Could you write out the records below exactly as they appear, leaving out any pictures?
------------
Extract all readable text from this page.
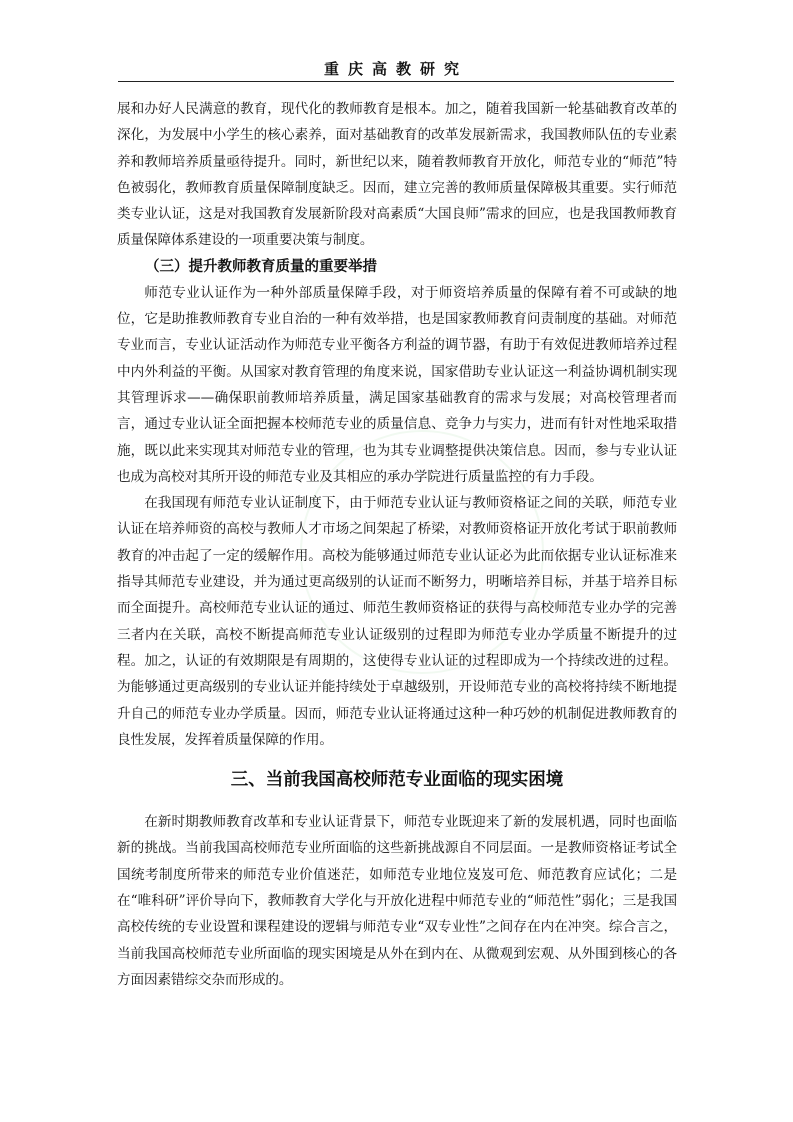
重庆高教研究

展和办好人民满意的教育，现代化的教师教育是根本。加之，随着我国新一轮基础教育改革的深化，为发展中小学生的核心素养，面对基础教育的改革发展新需求，我国教师队伍的专业素养和教师培养质量亟待提升。同时，新世纪以来，随着教师教育开放化，师范专业的“师范”特色被弱化，教师教育质量保障制度缺乏。因而，建立完善的教师质量保障极其重要。实行师范类专业认证，这是对我国教育发展新阶段对高素质“大国良师”需求的回应，也是我国教师教育质量保障体系建设的一项重要决策与制度。

（三）提升教师教育质量的重要举措

师范专业认证作为一种外部质量保障手段，对于师资培养质量的保障有着不可或缺的地位，它是助推教师教育专业自治的一种有效举措，也是国家教师教育问责制度的基础。对师范专业而言，专业认证活动作为师范专业平衡各方利益的调节器，有助于有效促进教师培养过程中内外利益的平衡。从国家对教育管理的角度来说，国家借助专业认证这一利益协调机制实现其管理诉求——确保职前教师培养质量，满足国家基础教育的需求与发展；对高校管理者而言，通过专业认证全面把握本校师范专业的质量信息、竞争力与实力，进而有针对性地采取措施，既以此来实现其对师范专业的管理，也为其专业调整提供决策信息。因而，参与专业认证也成为高校对其所开设的师范专业及其相应的承办学院进行质量监控的有力手段。

在我国现有师范专业认证制度下，由于师范专业认证与教师资格证之间的关联，师范专业认证在培养师资的高校与教师人才市场之间架起了桥梁，对教师资格证开放化考试于职前教师教育的冲击起了一定的缓解作用。高校为能够通过师范专业认证必为此而依据专业认证标准来指导其师范专业建设，并为通过更高级别的认证而不断努力，明晰培养目标，并基于培养目标而全面提升。高校师范专业认证的通过、师范生教师资格证的获得与高校师范专业办学的完善三者内在关联，高校不断提高师范专业认证级别的过程即为师范专业办学质量不断提升的过程。加之，认证的有效期限是有周期的，这使得专业认证的过程即成为一个持续改进的过程。为能够通过更高级别的专业认证并能持续处于卓越级别，开设师范专业的高校将持续不断地提升自己的师范专业办学质量。因而，师范专业认证将通过这种一种巧妙的机制促进教师教育的良性发展，发挥着质量保障的作用。

三、当前我国高校师范专业面临的现实困境

在新时期教师教育改革和专业认证背景下，师范专业既迎来了新的发展机遇，同时也面临新的挑战。当前我国高校师范专业所面临的这些新挑战源自不同层面。一是教师资格证考试全国统考制度所带来的师范专业价值迷茫，如师范专业地位岌岌可危、师范教育应试化；二是在“唯科研”评价导向下，教师教育大学化与开放化进程中师范专业的“师范性”弱化；三是我国高校传统的专业设置和课程建设的逻辑与师范专业“双专业性”之间存在内在冲突。综合言之，当前我国高校师范专业所面临的现实困境是从外在到内在、从微观到宏观、从外围到核心的各方面因素错综交杂而形成的。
------------
### OUTPUT FOR THIS TASK
Extract all readable text from this page.
重庆高教研究

展和办好人民满意的教育，现代化的教师教育是根本。加之，随着我国新一轮基础教育改革的深化，为发展中小学生的核心素养，面对基础教育的改革发展新需求，我国教师队伍的专业素养和教师培养质量亟待提升。同时，新世纪以来，随着教师教育开放化，师范专业的“师范”特色被弱化，教师教育质量保障制度缺乏。因而，建立完善的教师质量保障极其重要。实行师范类专业认证，这是对我国教育发展新阶段对高素质“大国良师”需求的回应，也是我国教师教育质量保障体系建设的一项重要决策与制度。

（三）提升教师教育质量的重要举措

师范专业认证作为一种外部质量保障手段，对于师资培养质量的保障有着不可或缺的地位，它是助推教师教育专业自治的一种有效举措，也是国家教师教育问责制度的基础。对师范专业而言，专业认证活动作为师范专业平衡各方利益的调节器，有助于有效促进教师培养过程中内外利益的平衡。从国家对教育管理的角度来说，国家借助专业认证这一利益协调机制实现其管理诉求——确保职前教师培养质量，满足国家基础教育的需求与发展；对高校管理者而言，通过专业认证全面把握本校师范专业的质量信息、竞争力与实力，进而有针对性地采取措施，既以此来实现其对师范专业的管理，也为其专业调整提供决策信息。因而，参与专业认证也成为高校对其所开设的师范专业及其相应的承办学院进行质量监控的有力手段。

在我国现有师范专业认证制度下，由于师范专业认证与教师资格证之间的关联，师范专业认证在培养师资的高校与教师人才市场之间架起了桥梁，对教师资格证开放化考试于职前教师教育的冲击起了一定的缓解作用。高校为能够通过师范专业认证必为此而依据专业认证标准来指导其师范专业建设，并为通过更高级别的认证而不断努力，明晰培养目标，并基于培养目标而全面提升。高校师范专业认证的通过、师范生教师资格证的获得与高校师范专业办学的完善三者内在关联，高校不断提高师范专业认证级别的过程即为师范专业办学质量不断提升的过程。加之，认证的有效期限是有周期的，这使得专业认证的过程即成为一个持续改进的过程。为能够通过更高级别的专业认证并能持续处于卓越级别，开设师范专业的高校将持续不断地提升自己的师范专业办学质量。因而，师范专业认证将通过这种一种巧妙的机制促进教师教育的良性发展，发挥着质量保障的作用。

三、当前我国高校师范专业面临的现实困境

在新时期教师教育改革和专业认证背景下，师范专业既迎来了新的发展机遇，同时也面临新的挑战。当前我国高校师范专业所面临的这些新挑战源自不同层面。一是教师资格证考试全国统考制度所带来的师范专业价值迷茫，如师范专业地位岌岌可危、师范教育应试化；二是在“唯科研”评价导向下，教师教育大学化与开放化进程中师范专业的“师范性”弱化；三是我国高校传统的专业设置和课程建设的逻辑与师范专业“双专业性”之间存在内在冲突。综合言之，当前我国高校师范专业所面临的现实困境是从外在到内在、从微观到宏观、从外围到核心的各方面因素错综交杂而形成的。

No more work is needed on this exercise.